# [YOUR TASK]
Count the lines below that contain the word "symbol", and give only that number.

# [EXTRACTED ENTRIES]
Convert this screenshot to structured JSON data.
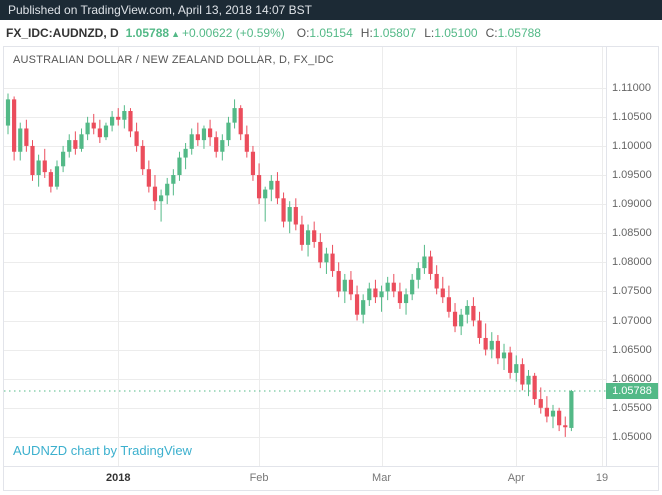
{
  "header": {
    "published_text": "Published on TradingView.com, April 13, 2018 14:07 BST"
  },
  "info_bar": {
    "symbol": "FX_IDC:AUDNZD, D",
    "last_price": "1.05788",
    "change_arrow": "▲",
    "change_text": "+0.00622 (+0.59%)",
    "open_label": "O:",
    "open": "1.05154",
    "high_label": "H:",
    "high": "1.05807",
    "low_label": "L:",
    "low": "1.05100",
    "close_label": "C:",
    "close": "1.05788"
  },
  "chart": {
    "title": "AUSTRALIAN DOLLAR / NEW ZEALAND DOLLAR, D, FX_IDC",
    "watermark": "AUDNZD chart by TradingView",
    "price_label": "1.05788",
    "colors": {
      "up": "#53b987",
      "down": "#eb4d5c",
      "grid": "#ececec",
      "header_bg": "#1c2a35",
      "watermark": "#3cb0ce",
      "badge_bg": "#53b987"
    }
  },
  "chart_data": {
    "type": "candlestick",
    "symbol": "AUDNZD",
    "interval": "D",
    "title": "AUSTRALIAN DOLLAR / NEW ZEALAND DOLLAR, D, FX_IDC",
    "y_ticks": [
      "1.11000",
      "1.10500",
      "1.10000",
      "1.09500",
      "1.09000",
      "1.08500",
      "1.08000",
      "1.07500",
      "1.07000",
      "1.06500",
      "1.06000",
      "1.05500",
      "1.05000"
    ],
    "x_ticks": [
      {
        "label": "2018",
        "index": 18
      },
      {
        "label": "Feb",
        "index": 41
      },
      {
        "label": "Mar",
        "index": 61
      },
      {
        "label": "Apr",
        "index": 83
      },
      {
        "label": "19",
        "index": 97
      }
    ],
    "y_range": [
      1.045,
      1.117
    ],
    "last_price": 1.05788,
    "legend_position": "none",
    "grid": true,
    "candles": [
      [
        1.1035,
        1.109,
        1.102,
        1.108
      ],
      [
        1.108,
        1.1085,
        1.0975,
        1.099
      ],
      [
        1.099,
        1.104,
        1.0975,
        1.103
      ],
      [
        1.103,
        1.1045,
        1.099,
        1.1
      ],
      [
        1.1,
        1.101,
        1.094,
        1.095
      ],
      [
        1.095,
        1.0985,
        1.093,
        1.0975
      ],
      [
        1.0975,
        1.0995,
        1.0945,
        1.0955
      ],
      [
        1.0955,
        1.096,
        1.092,
        1.093
      ],
      [
        1.093,
        1.0975,
        1.0925,
        1.0965
      ],
      [
        1.0965,
        1.1,
        1.0955,
        1.099
      ],
      [
        1.099,
        1.102,
        1.098,
        1.101
      ],
      [
        1.101,
        1.1025,
        1.0985,
        1.0995
      ],
      [
        1.0995,
        1.103,
        1.099,
        1.102
      ],
      [
        1.102,
        1.105,
        1.101,
        1.104
      ],
      [
        1.104,
        1.1055,
        1.102,
        1.103
      ],
      [
        1.103,
        1.1045,
        1.1005,
        1.1015
      ],
      [
        1.1015,
        1.104,
        1.101,
        1.1035
      ],
      [
        1.1035,
        1.106,
        1.1025,
        1.105
      ],
      [
        1.105,
        1.1065,
        1.1035,
        1.1045
      ],
      [
        1.1045,
        1.107,
        1.103,
        1.106
      ],
      [
        1.106,
        1.1065,
        1.1015,
        1.1025
      ],
      [
        1.1025,
        1.104,
        1.099,
        1.1
      ],
      [
        1.1,
        1.101,
        1.095,
        1.096
      ],
      [
        1.096,
        1.0975,
        1.092,
        1.093
      ],
      [
        1.093,
        1.095,
        1.089,
        1.0905
      ],
      [
        1.0905,
        1.0925,
        1.087,
        1.0915
      ],
      [
        1.0915,
        1.0945,
        1.09,
        1.0935
      ],
      [
        1.0935,
        1.096,
        1.0915,
        1.095
      ],
      [
        1.095,
        1.099,
        1.094,
        1.098
      ],
      [
        1.098,
        1.1005,
        1.096,
        1.0995
      ],
      [
        1.0995,
        1.103,
        1.0985,
        1.102
      ],
      [
        1.102,
        1.104,
        1.1,
        1.101
      ],
      [
        1.101,
        1.1035,
        1.0995,
        1.103
      ],
      [
        1.103,
        1.1045,
        1.1,
        1.1015
      ],
      [
        1.1015,
        1.1025,
        1.098,
        1.099
      ],
      [
        1.099,
        1.102,
        1.0975,
        1.101
      ],
      [
        1.101,
        1.105,
        1.1,
        1.104
      ],
      [
        1.104,
        1.108,
        1.103,
        1.1065
      ],
      [
        1.1065,
        1.107,
        1.101,
        1.102
      ],
      [
        1.102,
        1.1035,
        1.098,
        1.099
      ],
      [
        1.099,
        1.1,
        1.094,
        1.095
      ],
      [
        1.095,
        1.097,
        1.09,
        1.091
      ],
      [
        1.091,
        1.093,
        1.087,
        1.0925
      ],
      [
        1.0925,
        1.095,
        1.0905,
        1.094
      ],
      [
        1.094,
        1.0955,
        1.09,
        1.091
      ],
      [
        1.091,
        1.092,
        1.086,
        1.087
      ],
      [
        1.087,
        1.0905,
        1.085,
        1.0895
      ],
      [
        1.0895,
        1.091,
        1.0855,
        1.0865
      ],
      [
        1.0865,
        1.088,
        1.082,
        1.083
      ],
      [
        1.083,
        1.0865,
        1.081,
        1.0855
      ],
      [
        1.0855,
        1.087,
        1.0825,
        1.0835
      ],
      [
        1.0835,
        1.085,
        1.079,
        1.08
      ],
      [
        1.08,
        1.0825,
        1.078,
        1.0815
      ],
      [
        1.0815,
        1.083,
        1.0775,
        1.0785
      ],
      [
        1.0785,
        1.08,
        1.074,
        1.075
      ],
      [
        1.075,
        1.078,
        1.073,
        1.077
      ],
      [
        1.077,
        1.0785,
        1.0735,
        1.0745
      ],
      [
        1.0745,
        1.076,
        1.07,
        1.071
      ],
      [
        1.071,
        1.0745,
        1.0695,
        1.0735
      ],
      [
        1.0735,
        1.0765,
        1.0725,
        1.0755
      ],
      [
        1.0755,
        1.077,
        1.073,
        1.074
      ],
      [
        1.074,
        1.076,
        1.0715,
        1.075
      ],
      [
        1.075,
        1.0775,
        1.0735,
        1.0765
      ],
      [
        1.0765,
        1.078,
        1.074,
        1.075
      ],
      [
        1.075,
        1.0765,
        1.072,
        1.073
      ],
      [
        1.073,
        1.0755,
        1.071,
        1.0745
      ],
      [
        1.0745,
        1.078,
        1.0735,
        1.077
      ],
      [
        1.077,
        1.08,
        1.0755,
        1.079
      ],
      [
        1.079,
        1.083,
        1.078,
        1.081
      ],
      [
        1.081,
        1.082,
        1.077,
        1.078
      ],
      [
        1.078,
        1.0795,
        1.0745,
        1.0755
      ],
      [
        1.0755,
        1.0775,
        1.073,
        1.074
      ],
      [
        1.074,
        1.076,
        1.0705,
        1.0715
      ],
      [
        1.0715,
        1.073,
        1.068,
        1.069
      ],
      [
        1.069,
        1.072,
        1.0675,
        1.071
      ],
      [
        1.071,
        1.0735,
        1.0695,
        1.0725
      ],
      [
        1.0725,
        1.074,
        1.069,
        1.07
      ],
      [
        1.07,
        1.0715,
        1.066,
        1.067
      ],
      [
        1.067,
        1.0695,
        1.064,
        1.065
      ],
      [
        1.065,
        1.068,
        1.0635,
        1.0665
      ],
      [
        1.0665,
        1.0675,
        1.0625,
        1.0635
      ],
      [
        1.0635,
        1.066,
        1.0615,
        1.0645
      ],
      [
        1.0645,
        1.0655,
        1.06,
        1.061
      ],
      [
        1.061,
        1.064,
        1.0595,
        1.0625
      ],
      [
        1.0625,
        1.0635,
        1.058,
        1.059
      ],
      [
        1.059,
        1.0615,
        1.057,
        1.0605
      ],
      [
        1.0605,
        1.061,
        1.0555,
        1.0565
      ],
      [
        1.0565,
        1.0585,
        1.054,
        1.055
      ],
      [
        1.055,
        1.057,
        1.0525,
        1.0535
      ],
      [
        1.0535,
        1.0555,
        1.0515,
        1.0545
      ],
      [
        1.0545,
        1.055,
        1.051,
        1.052
      ],
      [
        1.052,
        1.0535,
        1.05,
        1.05166
      ],
      [
        1.05154,
        1.05807,
        1.051,
        1.05788
      ]
    ]
  }
}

# [PROBLEM SOLUTION]
2